Start DATA SUPPLIED

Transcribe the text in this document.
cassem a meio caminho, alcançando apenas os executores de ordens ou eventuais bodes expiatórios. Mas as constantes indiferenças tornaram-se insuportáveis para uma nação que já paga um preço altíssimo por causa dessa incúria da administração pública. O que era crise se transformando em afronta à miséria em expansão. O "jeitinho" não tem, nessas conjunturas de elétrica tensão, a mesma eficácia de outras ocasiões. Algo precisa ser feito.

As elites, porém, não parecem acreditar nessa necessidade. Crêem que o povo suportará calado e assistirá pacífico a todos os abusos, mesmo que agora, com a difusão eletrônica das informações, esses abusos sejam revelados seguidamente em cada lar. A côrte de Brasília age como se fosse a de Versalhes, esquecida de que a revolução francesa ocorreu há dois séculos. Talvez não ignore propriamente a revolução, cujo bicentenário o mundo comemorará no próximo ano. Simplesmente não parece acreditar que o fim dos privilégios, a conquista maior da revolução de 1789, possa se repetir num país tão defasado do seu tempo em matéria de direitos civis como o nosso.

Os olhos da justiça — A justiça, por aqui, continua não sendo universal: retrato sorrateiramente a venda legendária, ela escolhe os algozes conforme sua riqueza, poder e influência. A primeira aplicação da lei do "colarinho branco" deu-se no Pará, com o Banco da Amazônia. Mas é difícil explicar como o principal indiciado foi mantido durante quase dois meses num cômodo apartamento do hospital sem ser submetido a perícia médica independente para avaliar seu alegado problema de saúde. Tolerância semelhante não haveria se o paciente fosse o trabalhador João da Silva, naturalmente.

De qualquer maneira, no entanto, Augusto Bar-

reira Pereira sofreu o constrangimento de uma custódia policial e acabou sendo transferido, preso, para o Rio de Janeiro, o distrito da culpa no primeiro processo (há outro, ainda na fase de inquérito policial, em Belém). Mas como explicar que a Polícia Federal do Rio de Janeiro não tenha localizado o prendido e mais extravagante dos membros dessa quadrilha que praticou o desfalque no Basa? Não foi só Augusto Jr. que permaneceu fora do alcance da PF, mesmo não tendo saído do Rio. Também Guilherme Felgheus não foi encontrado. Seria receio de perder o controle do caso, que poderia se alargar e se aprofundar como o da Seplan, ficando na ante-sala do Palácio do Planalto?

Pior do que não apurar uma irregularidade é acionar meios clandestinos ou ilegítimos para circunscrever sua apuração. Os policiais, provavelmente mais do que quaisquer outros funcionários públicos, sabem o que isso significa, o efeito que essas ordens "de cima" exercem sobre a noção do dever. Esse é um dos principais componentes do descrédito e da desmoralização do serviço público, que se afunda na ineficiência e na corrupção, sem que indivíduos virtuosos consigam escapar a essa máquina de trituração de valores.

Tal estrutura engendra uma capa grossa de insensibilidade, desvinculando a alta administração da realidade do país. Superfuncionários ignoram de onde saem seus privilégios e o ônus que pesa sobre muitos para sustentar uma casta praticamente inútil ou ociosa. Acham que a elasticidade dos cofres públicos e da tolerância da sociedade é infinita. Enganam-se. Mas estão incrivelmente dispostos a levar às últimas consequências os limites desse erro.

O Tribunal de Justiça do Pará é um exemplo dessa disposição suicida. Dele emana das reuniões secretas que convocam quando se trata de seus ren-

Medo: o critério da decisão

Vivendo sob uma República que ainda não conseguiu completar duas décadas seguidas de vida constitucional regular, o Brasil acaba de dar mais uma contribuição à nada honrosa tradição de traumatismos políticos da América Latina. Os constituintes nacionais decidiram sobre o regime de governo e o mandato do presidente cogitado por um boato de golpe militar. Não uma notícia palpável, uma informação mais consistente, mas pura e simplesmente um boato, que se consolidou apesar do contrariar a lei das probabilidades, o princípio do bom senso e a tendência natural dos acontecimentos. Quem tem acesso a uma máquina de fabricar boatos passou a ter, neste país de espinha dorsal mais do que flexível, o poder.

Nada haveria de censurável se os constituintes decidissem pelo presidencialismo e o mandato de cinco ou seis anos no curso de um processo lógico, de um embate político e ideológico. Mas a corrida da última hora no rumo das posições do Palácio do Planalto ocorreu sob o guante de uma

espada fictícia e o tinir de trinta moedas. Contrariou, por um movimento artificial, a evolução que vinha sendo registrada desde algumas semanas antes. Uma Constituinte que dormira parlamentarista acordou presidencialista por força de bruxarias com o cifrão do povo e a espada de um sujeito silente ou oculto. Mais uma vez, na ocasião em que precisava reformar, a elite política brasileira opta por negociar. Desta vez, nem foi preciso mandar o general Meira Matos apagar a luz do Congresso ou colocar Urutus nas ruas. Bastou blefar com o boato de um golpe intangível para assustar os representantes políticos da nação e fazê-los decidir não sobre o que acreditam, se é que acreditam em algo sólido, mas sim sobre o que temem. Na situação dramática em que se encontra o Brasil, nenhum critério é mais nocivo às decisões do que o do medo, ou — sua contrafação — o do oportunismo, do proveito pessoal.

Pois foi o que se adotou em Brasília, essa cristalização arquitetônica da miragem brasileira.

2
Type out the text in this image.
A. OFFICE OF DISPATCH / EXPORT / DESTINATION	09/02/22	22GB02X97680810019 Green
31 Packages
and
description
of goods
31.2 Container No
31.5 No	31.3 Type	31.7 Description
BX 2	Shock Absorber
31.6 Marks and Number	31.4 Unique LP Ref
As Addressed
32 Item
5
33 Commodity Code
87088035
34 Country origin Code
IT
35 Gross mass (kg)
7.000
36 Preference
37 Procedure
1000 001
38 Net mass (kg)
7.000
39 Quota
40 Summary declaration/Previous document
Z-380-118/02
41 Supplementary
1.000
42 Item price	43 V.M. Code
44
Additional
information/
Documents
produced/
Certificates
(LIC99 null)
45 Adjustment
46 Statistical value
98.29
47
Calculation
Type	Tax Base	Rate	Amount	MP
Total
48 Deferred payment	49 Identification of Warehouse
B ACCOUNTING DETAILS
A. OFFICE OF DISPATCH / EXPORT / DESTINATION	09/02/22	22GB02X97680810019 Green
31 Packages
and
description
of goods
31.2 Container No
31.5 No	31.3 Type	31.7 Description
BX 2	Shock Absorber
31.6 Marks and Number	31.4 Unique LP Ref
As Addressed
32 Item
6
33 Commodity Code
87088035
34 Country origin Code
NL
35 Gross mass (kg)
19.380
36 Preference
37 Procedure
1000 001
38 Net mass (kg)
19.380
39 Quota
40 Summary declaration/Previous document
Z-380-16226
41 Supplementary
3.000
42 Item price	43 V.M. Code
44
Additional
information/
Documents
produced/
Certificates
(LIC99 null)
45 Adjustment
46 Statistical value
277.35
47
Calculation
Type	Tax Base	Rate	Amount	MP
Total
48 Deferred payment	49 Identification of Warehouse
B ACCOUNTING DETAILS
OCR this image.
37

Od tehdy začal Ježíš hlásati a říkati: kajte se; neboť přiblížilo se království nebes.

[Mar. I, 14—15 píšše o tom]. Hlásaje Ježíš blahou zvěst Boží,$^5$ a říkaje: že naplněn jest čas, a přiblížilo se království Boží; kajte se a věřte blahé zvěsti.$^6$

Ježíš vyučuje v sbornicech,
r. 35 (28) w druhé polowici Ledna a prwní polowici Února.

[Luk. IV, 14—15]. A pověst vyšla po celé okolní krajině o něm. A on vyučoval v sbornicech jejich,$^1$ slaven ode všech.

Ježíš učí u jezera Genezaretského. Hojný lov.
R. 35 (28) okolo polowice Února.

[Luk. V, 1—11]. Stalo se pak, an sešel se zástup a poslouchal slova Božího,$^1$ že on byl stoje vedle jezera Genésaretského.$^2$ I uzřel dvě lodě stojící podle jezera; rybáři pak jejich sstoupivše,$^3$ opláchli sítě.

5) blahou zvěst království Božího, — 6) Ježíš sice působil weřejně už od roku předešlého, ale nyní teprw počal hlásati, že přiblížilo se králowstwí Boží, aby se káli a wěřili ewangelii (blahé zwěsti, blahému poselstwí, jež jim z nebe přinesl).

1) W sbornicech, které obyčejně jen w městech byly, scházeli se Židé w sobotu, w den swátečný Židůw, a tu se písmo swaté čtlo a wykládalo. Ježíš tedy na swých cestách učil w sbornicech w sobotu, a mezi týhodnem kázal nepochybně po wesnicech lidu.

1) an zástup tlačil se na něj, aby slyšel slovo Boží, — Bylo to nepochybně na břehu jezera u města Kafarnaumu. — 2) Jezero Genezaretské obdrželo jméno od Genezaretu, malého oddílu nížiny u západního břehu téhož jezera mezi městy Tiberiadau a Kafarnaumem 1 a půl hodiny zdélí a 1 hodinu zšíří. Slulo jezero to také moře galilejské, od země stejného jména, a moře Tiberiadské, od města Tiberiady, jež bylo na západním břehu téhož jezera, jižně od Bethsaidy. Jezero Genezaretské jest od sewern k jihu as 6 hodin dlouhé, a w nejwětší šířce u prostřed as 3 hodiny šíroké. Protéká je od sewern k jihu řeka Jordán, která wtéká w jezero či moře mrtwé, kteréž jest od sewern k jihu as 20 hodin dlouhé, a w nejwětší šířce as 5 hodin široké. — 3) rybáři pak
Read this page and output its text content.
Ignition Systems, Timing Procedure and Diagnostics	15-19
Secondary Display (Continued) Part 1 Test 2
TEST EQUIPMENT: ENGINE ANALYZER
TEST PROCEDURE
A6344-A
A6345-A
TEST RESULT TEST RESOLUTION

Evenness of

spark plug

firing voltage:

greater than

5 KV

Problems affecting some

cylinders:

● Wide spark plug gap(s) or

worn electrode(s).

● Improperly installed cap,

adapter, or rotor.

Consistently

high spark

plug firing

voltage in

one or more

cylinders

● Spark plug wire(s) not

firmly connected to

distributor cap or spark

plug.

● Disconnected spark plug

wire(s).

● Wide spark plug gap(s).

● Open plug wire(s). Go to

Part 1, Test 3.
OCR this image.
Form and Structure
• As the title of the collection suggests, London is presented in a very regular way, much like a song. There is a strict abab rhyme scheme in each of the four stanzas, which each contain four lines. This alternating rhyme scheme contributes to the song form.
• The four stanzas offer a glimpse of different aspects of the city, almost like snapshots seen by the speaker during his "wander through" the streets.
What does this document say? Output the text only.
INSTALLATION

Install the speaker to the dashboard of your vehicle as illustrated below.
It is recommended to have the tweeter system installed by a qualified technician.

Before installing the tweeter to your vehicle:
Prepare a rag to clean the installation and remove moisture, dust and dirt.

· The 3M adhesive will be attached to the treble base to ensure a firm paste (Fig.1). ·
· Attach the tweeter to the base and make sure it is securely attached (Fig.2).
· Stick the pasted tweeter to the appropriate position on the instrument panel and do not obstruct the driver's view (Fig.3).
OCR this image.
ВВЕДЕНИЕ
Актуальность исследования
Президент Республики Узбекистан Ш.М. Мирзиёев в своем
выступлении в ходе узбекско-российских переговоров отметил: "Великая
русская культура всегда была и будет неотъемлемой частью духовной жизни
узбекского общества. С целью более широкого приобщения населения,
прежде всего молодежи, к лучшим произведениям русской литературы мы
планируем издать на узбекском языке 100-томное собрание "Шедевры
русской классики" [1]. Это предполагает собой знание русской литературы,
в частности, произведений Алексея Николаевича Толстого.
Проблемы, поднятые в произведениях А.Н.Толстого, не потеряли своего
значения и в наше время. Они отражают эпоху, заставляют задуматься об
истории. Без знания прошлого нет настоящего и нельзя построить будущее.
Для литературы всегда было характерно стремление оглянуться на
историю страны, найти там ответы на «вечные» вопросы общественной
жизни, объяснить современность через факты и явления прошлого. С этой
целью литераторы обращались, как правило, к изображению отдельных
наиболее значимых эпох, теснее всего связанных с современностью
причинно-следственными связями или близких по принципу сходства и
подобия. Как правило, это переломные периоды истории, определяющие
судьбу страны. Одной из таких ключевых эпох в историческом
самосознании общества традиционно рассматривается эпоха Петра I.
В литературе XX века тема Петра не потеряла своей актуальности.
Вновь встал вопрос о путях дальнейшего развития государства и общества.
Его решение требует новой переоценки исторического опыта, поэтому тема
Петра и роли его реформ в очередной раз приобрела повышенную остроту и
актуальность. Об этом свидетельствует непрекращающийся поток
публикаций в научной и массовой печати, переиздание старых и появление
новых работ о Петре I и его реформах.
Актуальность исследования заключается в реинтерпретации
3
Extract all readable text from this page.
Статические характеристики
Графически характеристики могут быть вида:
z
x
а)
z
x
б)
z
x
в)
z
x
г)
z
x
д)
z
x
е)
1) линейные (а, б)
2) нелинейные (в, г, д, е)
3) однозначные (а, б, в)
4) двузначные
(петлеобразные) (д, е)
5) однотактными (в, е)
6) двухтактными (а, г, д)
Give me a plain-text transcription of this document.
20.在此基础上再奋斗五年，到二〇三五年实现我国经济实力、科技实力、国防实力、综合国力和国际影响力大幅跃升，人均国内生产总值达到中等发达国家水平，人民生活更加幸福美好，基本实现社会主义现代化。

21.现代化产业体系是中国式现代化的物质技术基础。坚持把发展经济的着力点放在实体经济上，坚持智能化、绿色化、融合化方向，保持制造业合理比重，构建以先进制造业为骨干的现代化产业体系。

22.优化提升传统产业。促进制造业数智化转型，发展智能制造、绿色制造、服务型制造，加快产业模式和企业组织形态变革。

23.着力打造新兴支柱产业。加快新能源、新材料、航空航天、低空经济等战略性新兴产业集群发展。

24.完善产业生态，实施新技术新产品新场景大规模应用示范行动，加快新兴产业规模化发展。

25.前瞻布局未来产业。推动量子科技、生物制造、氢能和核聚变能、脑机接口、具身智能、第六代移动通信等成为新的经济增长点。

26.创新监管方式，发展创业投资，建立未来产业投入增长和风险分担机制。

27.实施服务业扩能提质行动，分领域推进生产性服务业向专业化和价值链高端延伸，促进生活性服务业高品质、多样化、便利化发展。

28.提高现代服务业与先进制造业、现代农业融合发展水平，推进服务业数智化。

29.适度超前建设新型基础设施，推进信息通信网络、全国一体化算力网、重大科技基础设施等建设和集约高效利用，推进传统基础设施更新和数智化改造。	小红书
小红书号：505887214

End DATA SUPPLIED

Starting from the line containing "Give me a plain-text", repeat each line through the end of the entries, exactly.

Give me a plain-text transcription of this document.
20.在此基础上再奋斗五年，到二〇三五年实现我国经济实力、科技实力、国防实力、综合国力和国际影响力大幅跃升，人均国内生产总值达到中等发达国家水平，人民生活更加幸福美好，基本实现社会主义现代化。

21.现代化产业体系是中国式现代化的物质技术基础。坚持把发展经济的着力点放在实体经济上，坚持智能化、绿色化、融合化方向，保持制造业合理比重，构建以先进制造业为骨干的现代化产业体系。

22.优化提升传统产业。促进制造业数智化转型，发展智能制造、绿色制造、服务型制造，加快产业模式和企业组织形态变革。

23.着力打造新兴支柱产业。加快新能源、新材料、航空航天、低空经济等战略性新兴产业集群发展。

24.完善产业生态，实施新技术新产品新场景大规模应用示范行动，加快新兴产业规模化发展。

25.前瞻布局未来产业。推动量子科技、生物制造、氢能和核聚变能、脑机接口、具身智能、第六代移动通信等成为新的经济增长点。

26.创新监管方式，发展创业投资，建立未来产业投入增长和风险分担机制。

27.实施服务业扩能提质行动，分领域推进生产性服务业向专业化和价值链高端延伸，促进生活性服务业高品质、多样化、便利化发展。

28.提高现代服务业与先进制造业、现代农业融合发展水平，推进服务业数智化。

29.适度超前建设新型基础设施，推进信息通信网络、全国一体化算力网、重大科技基础设施等建设和集约高效利用，推进传统基础设施更新和数智化改造。	小红书
小红书号：505887214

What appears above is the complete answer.